DATA FOR THE TASK:

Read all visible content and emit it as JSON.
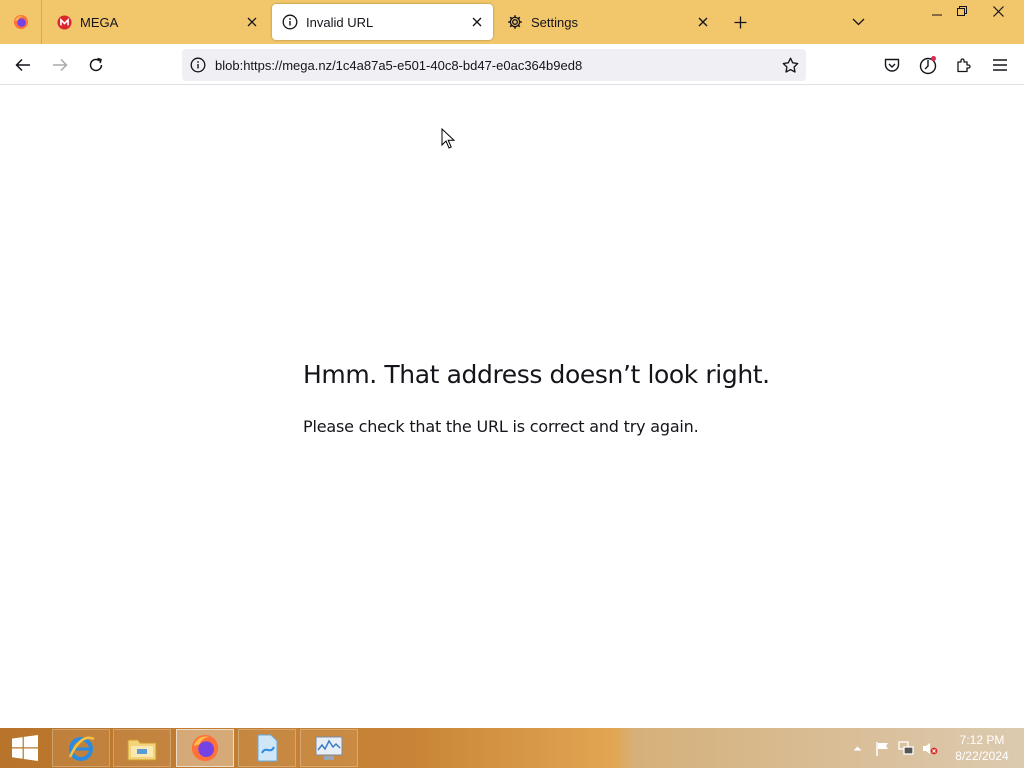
{
  "tabs": [
    {
      "label": "MEGA",
      "icon": "mega-icon"
    },
    {
      "label": "Invalid URL",
      "icon": "info-icon",
      "active": true
    },
    {
      "label": "Settings",
      "icon": "gear-icon"
    }
  ],
  "toolbar": {
    "url": "blob:https://mega.nz/1c4a87a5-e501-40c8-bd47-e0ac364b9ed8"
  },
  "error": {
    "title": "Hmm. That address doesn’t look right.",
    "description": "Please check that the URL is correct and try again."
  },
  "taskbar": {
    "time": "7:12 PM",
    "date": "8/22/2024",
    "apps": [
      "internet-explorer-icon",
      "file-explorer-icon",
      "firefox-icon",
      "app-icon",
      "task-manager-icon"
    ]
  },
  "colors": {
    "tabbar": "#f2c66a",
    "accent_mega": "#d9272e",
    "text": "#15141a"
  }
}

JOB:
Every record above should come back exactly, but without its pictures.

EXERCISE RESPONSE:
Read all visible content and emit it as JSON.
{
  "tabs": [
    {
      "label": "MEGA",
      "icon": "mega-icon"
    },
    {
      "label": "Invalid URL",
      "icon": "info-icon",
      "active": true
    },
    {
      "label": "Settings",
      "icon": "gear-icon"
    }
  ],
  "toolbar": {
    "url": "blob:https://mega.nz/1c4a87a5-e501-40c8-bd47-e0ac364b9ed8"
  },
  "error": {
    "title": "Hmm. That address doesn’t look right.",
    "description": "Please check that the URL is correct and try again."
  },
  "taskbar": {
    "time": "7:12 PM",
    "date": "8/22/2024",
    "apps": [
      "internet-explorer-icon",
      "file-explorer-icon",
      "firefox-icon",
      "app-icon",
      "task-manager-icon"
    ]
  },
  "colors": {
    "tabbar": "#f2c66a",
    "accent_mega": "#d9272e",
    "text": "#15141a"
  }
}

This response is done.